╔══

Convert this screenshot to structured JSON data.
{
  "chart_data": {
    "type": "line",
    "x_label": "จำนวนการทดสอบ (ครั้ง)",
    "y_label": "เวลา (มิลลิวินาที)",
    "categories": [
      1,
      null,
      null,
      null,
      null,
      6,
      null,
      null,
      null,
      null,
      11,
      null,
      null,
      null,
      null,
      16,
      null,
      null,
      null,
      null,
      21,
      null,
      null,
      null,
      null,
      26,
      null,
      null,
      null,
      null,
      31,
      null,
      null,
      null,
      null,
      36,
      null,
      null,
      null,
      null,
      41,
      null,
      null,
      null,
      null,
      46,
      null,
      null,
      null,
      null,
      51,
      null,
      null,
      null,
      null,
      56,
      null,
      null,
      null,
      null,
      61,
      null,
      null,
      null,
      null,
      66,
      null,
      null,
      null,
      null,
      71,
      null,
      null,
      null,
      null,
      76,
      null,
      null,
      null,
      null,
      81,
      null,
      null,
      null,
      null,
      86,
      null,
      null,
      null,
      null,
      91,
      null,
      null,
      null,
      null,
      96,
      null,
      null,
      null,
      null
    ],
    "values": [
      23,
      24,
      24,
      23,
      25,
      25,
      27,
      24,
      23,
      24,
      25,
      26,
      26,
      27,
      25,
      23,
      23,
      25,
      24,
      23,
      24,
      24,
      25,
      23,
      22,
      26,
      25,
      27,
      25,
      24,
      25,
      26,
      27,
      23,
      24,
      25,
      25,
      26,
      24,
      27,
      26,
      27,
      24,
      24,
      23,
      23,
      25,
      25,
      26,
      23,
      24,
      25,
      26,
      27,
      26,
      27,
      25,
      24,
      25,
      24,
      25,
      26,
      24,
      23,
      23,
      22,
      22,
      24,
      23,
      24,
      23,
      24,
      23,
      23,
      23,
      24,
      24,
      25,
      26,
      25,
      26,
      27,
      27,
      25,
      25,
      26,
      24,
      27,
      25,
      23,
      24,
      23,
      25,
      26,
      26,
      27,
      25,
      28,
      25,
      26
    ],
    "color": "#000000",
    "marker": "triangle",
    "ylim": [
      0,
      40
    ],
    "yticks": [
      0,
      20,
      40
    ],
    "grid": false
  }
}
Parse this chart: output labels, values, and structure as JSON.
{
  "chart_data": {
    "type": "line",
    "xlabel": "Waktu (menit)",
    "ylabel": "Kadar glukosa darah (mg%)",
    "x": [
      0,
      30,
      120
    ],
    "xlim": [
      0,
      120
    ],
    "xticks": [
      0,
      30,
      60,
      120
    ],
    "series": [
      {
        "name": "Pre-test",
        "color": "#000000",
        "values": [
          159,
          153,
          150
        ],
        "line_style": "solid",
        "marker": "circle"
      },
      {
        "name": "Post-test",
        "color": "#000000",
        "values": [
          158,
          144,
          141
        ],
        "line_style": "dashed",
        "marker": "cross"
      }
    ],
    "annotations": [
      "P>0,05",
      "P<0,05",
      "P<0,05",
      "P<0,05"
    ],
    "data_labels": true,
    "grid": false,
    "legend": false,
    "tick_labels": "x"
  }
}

╚══

STATED EXERCISE » Print the listing above in full, exactly as it is.

ANSWER TO THE EXERCISE »
Convert this screenshot to structured JSON data.
{
  "chart_data": {
    "type": "line",
    "x_label": "จำนวนการทดสอบ (ครั้ง)",
    "y_label": "เวลา (มิลลิวินาที)",
    "categories": [
      1,
      null,
      null,
      null,
      null,
      6,
      null,
      null,
      null,
      null,
      11,
      null,
      null,
      null,
      null,
      16,
      null,
      null,
      null,
      null,
      21,
      null,
      null,
      null,
      null,
      26,
      null,
      null,
      null,
      null,
      31,
      null,
      null,
      null,
      null,
      36,
      null,
      null,
      null,
      null,
      41,
      null,
      null,
      null,
      null,
      46,
      null,
      null,
      null,
      null,
      51,
      null,
      null,
      null,
      null,
      56,
      null,
      null,
      null,
      null,
      61,
      null,
      null,
      null,
      null,
      66,
      null,
      null,
      null,
      null,
      71,
      null,
      null,
      null,
      null,
      76,
      null,
      null,
      null,
      null,
      81,
      null,
      null,
      null,
      null,
      86,
      null,
      null,
      null,
      null,
      91,
      null,
      null,
      null,
      null,
      96,
      null,
      null,
      null,
      null
    ],
    "values": [
      23,
      24,
      24,
      23,
      25,
      25,
      27,
      24,
      23,
      24,
      25,
      26,
      26,
      27,
      25,
      23,
      23,
      25,
      24,
      23,
      24,
      24,
      25,
      23,
      22,
      26,
      25,
      27,
      25,
      24,
      25,
      26,
      27,
      23,
      24,
      25,
      25,
      26,
      24,
      27,
      26,
      27,
      24,
      24,
      23,
      23,
      25,
      25,
      26,
      23,
      24,
      25,
      26,
      27,
      26,
      27,
      25,
      24,
      25,
      24,
      25,
      26,
      24,
      23,
      23,
      22,
      22,
      24,
      23,
      24,
      23,
      24,
      23,
      23,
      23,
      24,
      24,
      25,
      26,
      25,
      26,
      27,
      27,
      25,
      25,
      26,
      24,
      27,
      25,
      23,
      24,
      23,
      25,
      26,
      26,
      27,
      25,
      28,
      25,
      26
    ],
    "color": "#000000",
    "marker": "triangle",
    "ylim": [
      0,
      40
    ],
    "yticks": [
      0,
      20,
      40
    ],
    "grid": false
  }
}
Parse this chart: output labels, values, and structure as JSON.
{
  "chart_data": {
    "type": "line",
    "xlabel": "Waktu (menit)",
    "ylabel": "Kadar glukosa darah (mg%)",
    "x": [
      0,
      30,
      120
    ],
    "xlim": [
      0,
      120
    ],
    "xticks": [
      0,
      30,
      60,
      120
    ],
    "series": [
      {
        "name": "Pre-test",
        "color": "#000000",
        "values": [
          159,
          153,
          150
        ],
        "line_style": "solid",
        "marker": "circle"
      },
      {
        "name": "Post-test",
        "color": "#000000",
        "values": [
          158,
          144,
          141
        ],
        "line_style": "dashed",
        "marker": "cross"
      }
    ],
    "annotations": [
      "P>0,05",
      "P<0,05",
      "P<0,05",
      "P<0,05"
    ],
    "data_labels": true,
    "grid": false,
    "legend": false,
    "tick_labels": "x"
  }
}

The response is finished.